#### Exercise task:
Return the listing below in full, with every line exactly as it is.
◇ ◇ ◇ ◇
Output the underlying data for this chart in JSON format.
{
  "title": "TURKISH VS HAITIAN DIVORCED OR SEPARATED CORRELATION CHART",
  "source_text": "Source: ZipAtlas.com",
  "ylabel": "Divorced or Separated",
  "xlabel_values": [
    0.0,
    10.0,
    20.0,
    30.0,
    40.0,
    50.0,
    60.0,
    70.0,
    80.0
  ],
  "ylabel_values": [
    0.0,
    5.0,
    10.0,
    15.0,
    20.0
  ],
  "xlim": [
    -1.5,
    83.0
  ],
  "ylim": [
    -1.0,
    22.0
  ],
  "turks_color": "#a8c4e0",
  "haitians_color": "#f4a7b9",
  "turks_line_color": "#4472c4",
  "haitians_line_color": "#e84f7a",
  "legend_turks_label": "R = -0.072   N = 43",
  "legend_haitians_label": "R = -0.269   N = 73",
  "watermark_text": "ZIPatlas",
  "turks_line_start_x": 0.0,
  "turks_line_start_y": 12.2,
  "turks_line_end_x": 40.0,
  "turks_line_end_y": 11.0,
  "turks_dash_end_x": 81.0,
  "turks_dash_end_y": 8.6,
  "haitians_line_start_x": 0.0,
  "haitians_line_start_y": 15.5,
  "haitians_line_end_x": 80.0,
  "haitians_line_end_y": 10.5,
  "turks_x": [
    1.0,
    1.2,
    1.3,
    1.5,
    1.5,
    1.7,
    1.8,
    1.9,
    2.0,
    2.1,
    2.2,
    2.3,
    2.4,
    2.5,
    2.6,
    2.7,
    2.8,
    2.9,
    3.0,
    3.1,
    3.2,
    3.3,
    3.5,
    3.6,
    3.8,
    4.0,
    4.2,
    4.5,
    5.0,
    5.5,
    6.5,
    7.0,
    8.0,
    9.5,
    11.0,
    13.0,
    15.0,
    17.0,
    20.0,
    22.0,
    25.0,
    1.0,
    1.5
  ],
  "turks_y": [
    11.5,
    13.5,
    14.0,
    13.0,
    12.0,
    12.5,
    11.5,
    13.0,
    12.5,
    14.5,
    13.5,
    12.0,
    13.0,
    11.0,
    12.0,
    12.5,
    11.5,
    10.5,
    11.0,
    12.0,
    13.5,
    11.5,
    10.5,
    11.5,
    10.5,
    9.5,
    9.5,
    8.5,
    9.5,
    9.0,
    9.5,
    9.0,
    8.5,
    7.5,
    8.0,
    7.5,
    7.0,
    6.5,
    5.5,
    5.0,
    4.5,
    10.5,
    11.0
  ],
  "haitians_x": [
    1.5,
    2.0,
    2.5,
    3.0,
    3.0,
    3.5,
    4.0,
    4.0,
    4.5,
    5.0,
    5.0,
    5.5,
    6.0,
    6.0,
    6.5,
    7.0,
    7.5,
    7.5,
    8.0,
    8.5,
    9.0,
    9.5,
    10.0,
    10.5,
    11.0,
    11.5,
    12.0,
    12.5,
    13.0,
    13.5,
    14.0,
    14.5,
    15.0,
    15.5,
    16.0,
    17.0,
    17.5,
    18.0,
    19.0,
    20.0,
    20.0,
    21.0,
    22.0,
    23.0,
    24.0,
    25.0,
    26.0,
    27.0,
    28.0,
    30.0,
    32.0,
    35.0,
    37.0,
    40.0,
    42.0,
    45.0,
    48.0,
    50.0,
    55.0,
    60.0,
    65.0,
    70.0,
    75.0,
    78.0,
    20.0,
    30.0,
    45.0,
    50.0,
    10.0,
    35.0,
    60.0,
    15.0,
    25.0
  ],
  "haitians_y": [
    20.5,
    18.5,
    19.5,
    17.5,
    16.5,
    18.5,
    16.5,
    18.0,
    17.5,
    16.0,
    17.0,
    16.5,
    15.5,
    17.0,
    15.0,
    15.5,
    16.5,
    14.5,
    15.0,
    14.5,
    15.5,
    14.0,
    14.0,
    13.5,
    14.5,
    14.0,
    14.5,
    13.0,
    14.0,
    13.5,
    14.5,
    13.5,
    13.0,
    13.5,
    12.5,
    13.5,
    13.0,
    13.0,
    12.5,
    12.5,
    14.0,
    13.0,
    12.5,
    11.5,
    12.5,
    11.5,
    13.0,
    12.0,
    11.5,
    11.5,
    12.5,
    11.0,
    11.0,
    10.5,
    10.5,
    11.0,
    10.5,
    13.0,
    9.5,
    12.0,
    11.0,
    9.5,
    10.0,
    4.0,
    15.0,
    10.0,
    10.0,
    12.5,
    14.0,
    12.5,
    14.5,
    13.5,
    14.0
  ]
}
◇ ◇ ◇ ◇
#### Response to this task:
Output the underlying data for this chart in JSON format.
{
  "title": "TURKISH VS HAITIAN DIVORCED OR SEPARATED CORRELATION CHART",
  "source_text": "Source: ZipAtlas.com",
  "ylabel": "Divorced or Separated",
  "xlabel_values": [
    0.0,
    10.0,
    20.0,
    30.0,
    40.0,
    50.0,
    60.0,
    70.0,
    80.0
  ],
  "ylabel_values": [
    0.0,
    5.0,
    10.0,
    15.0,
    20.0
  ],
  "xlim": [
    -1.5,
    83.0
  ],
  "ylim": [
    -1.0,
    22.0
  ],
  "turks_color": "#a8c4e0",
  "haitians_color": "#f4a7b9",
  "turks_line_color": "#4472c4",
  "haitians_line_color": "#e84f7a",
  "legend_turks_label": "R = -0.072   N = 43",
  "legend_haitians_label": "R = -0.269   N = 73",
  "watermark_text": "ZIPatlas",
  "turks_line_start_x": 0.0,
  "turks_line_start_y": 12.2,
  "turks_line_end_x": 40.0,
  "turks_line_end_y": 11.0,
  "turks_dash_end_x": 81.0,
  "turks_dash_end_y": 8.6,
  "haitians_line_start_x": 0.0,
  "haitians_line_start_y": 15.5,
  "haitians_line_end_x": 80.0,
  "haitians_line_end_y": 10.5,
  "turks_x": [
    1.0,
    1.2,
    1.3,
    1.5,
    1.5,
    1.7,
    1.8,
    1.9,
    2.0,
    2.1,
    2.2,
    2.3,
    2.4,
    2.5,
    2.6,
    2.7,
    2.8,
    2.9,
    3.0,
    3.1,
    3.2,
    3.3,
    3.5,
    3.6,
    3.8,
    4.0,
    4.2,
    4.5,
    5.0,
    5.5,
    6.5,
    7.0,
    8.0,
    9.5,
    11.0,
    13.0,
    15.0,
    17.0,
    20.0,
    22.0,
    25.0,
    1.0,
    1.5
  ],
  "turks_y": [
    11.5,
    13.5,
    14.0,
    13.0,
    12.0,
    12.5,
    11.5,
    13.0,
    12.5,
    14.5,
    13.5,
    12.0,
    13.0,
    11.0,
    12.0,
    12.5,
    11.5,
    10.5,
    11.0,
    12.0,
    13.5,
    11.5,
    10.5,
    11.5,
    10.5,
    9.5,
    9.5,
    8.5,
    9.5,
    9.0,
    9.5,
    9.0,
    8.5,
    7.5,
    8.0,
    7.5,
    7.0,
    6.5,
    5.5,
    5.0,
    4.5,
    10.5,
    11.0
  ],
  "haitians_x": [
    1.5,
    2.0,
    2.5,
    3.0,
    3.0,
    3.5,
    4.0,
    4.0,
    4.5,
    5.0,
    5.0,
    5.5,
    6.0,
    6.0,
    6.5,
    7.0,
    7.5,
    7.5,
    8.0,
    8.5,
    9.0,
    9.5,
    10.0,
    10.5,
    11.0,
    11.5,
    12.0,
    12.5,
    13.0,
    13.5,
    14.0,
    14.5,
    15.0,
    15.5,
    16.0,
    17.0,
    17.5,
    18.0,
    19.0,
    20.0,
    20.0,
    21.0,
    22.0,
    23.0,
    24.0,
    25.0,
    26.0,
    27.0,
    28.0,
    30.0,
    32.0,
    35.0,
    37.0,
    40.0,
    42.0,
    45.0,
    48.0,
    50.0,
    55.0,
    60.0,
    65.0,
    70.0,
    75.0,
    78.0,
    20.0,
    30.0,
    45.0,
    50.0,
    10.0,
    35.0,
    60.0,
    15.0,
    25.0
  ],
  "haitians_y": [
    20.5,
    18.5,
    19.5,
    17.5,
    16.5,
    18.5,
    16.5,
    18.0,
    17.5,
    16.0,
    17.0,
    16.5,
    15.5,
    17.0,
    15.0,
    15.5,
    16.5,
    14.5,
    15.0,
    14.5,
    15.5,
    14.0,
    14.0,
    13.5,
    14.5,
    14.0,
    14.5,
    13.0,
    14.0,
    13.5,
    14.5,
    13.5,
    13.0,
    13.5,
    12.5,
    13.5,
    13.0,
    13.0,
    12.5,
    12.5,
    14.0,
    13.0,
    12.5,
    11.5,
    12.5,
    11.5,
    13.0,
    12.0,
    11.5,
    11.5,
    12.5,
    11.0,
    11.0,
    10.5,
    10.5,
    11.0,
    10.5,
    13.0,
    9.5,
    12.0,
    11.0,
    9.5,
    10.0,
    4.0,
    15.0,
    10.0,
    10.0,
    12.5,
    14.0,
    12.5,
    14.5,
    13.5,
    14.0
  ]
}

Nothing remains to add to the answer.